TASK DIRECTIONS
Copy every line with the string "indication" in it.
+++
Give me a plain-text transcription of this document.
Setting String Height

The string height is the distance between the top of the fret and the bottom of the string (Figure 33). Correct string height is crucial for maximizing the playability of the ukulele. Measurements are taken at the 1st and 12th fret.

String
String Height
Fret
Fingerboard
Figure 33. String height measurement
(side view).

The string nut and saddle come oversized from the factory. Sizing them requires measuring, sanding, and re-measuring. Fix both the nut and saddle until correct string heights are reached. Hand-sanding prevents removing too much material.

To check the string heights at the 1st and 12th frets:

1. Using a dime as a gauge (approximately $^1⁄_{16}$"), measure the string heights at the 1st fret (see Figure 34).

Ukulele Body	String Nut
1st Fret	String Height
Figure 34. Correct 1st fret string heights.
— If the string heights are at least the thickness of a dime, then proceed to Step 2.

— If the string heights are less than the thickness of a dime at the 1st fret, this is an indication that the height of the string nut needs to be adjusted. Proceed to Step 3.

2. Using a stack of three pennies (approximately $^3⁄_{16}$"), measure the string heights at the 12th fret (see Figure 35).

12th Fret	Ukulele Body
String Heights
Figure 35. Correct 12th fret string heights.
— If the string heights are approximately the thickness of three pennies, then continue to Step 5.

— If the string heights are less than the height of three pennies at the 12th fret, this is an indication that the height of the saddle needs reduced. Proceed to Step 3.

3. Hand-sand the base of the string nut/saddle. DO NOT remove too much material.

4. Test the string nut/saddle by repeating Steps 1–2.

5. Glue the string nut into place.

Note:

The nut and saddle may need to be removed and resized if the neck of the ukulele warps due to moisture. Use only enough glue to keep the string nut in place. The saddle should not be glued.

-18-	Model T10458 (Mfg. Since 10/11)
+++
ANSWER TO THIS EXERCISE
— If the string heights are less than the thickness of a dime at the 1st fret, this is an indication that the height of the string nut needs to be adjusted. Proceed to Step 3.
— If the string heights are less than the height of three pennies at the 12th fret, this is an indication that the height of the saddle needs reduced. Proceed to Step 3.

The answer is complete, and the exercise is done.